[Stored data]
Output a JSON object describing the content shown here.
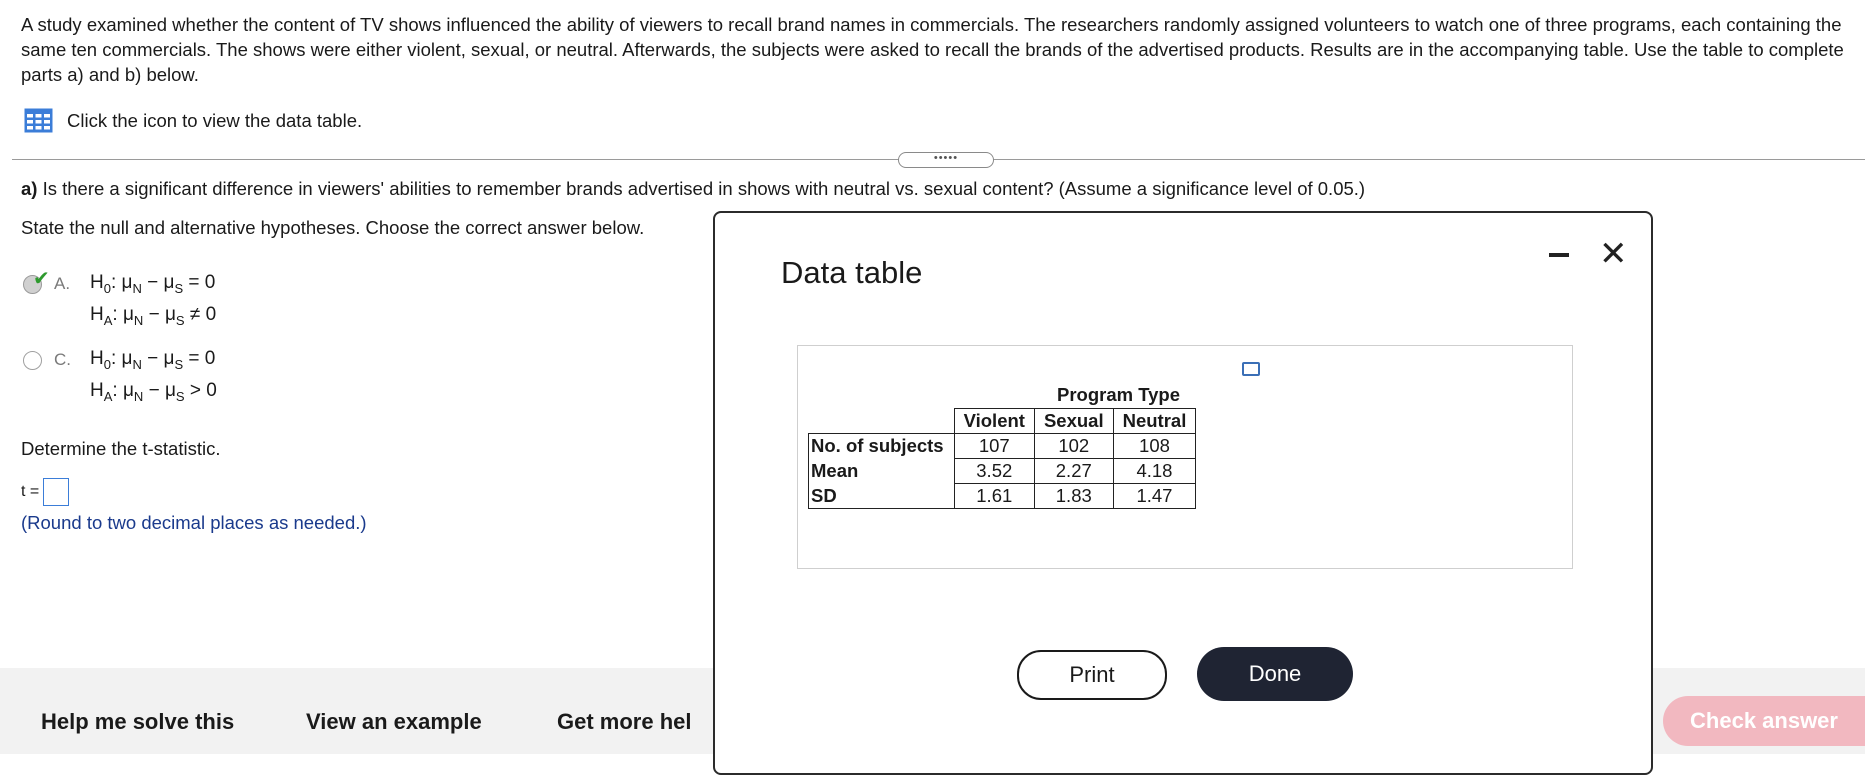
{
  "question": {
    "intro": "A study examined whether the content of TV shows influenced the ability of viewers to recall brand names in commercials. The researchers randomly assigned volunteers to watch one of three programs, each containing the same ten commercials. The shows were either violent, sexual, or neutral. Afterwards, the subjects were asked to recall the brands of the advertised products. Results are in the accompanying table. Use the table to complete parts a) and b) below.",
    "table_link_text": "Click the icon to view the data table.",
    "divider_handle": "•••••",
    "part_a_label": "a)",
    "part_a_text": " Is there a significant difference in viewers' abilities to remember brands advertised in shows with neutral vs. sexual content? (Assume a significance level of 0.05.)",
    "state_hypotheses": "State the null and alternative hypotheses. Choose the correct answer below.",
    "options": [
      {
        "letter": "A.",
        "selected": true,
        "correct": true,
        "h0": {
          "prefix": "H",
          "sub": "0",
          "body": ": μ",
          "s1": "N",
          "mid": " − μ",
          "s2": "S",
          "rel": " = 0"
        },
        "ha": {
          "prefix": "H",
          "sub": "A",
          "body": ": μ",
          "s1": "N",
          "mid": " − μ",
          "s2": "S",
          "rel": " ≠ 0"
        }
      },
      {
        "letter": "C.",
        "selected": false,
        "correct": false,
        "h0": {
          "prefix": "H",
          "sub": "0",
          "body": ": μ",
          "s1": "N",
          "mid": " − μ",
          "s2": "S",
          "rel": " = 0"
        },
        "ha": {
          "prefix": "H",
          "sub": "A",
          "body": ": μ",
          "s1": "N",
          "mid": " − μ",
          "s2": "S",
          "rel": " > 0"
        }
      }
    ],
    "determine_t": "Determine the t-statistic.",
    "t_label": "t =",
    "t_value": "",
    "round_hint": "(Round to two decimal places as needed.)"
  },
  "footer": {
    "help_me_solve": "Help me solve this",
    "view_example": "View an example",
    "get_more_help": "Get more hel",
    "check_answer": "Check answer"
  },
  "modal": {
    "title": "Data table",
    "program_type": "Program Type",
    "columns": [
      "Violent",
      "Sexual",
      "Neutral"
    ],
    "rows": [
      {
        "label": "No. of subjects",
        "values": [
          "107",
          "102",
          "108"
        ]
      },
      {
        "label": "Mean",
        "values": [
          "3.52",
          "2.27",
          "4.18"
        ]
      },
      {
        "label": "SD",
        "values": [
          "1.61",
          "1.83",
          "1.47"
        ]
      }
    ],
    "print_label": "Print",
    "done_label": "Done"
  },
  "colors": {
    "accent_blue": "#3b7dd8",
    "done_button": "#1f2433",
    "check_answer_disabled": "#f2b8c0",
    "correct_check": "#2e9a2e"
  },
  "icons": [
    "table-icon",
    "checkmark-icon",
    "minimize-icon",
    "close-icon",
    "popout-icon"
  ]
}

Description of the task: Give the number of lines in the material above that have the word "table" in them, and nothing more.

Result of this task: 4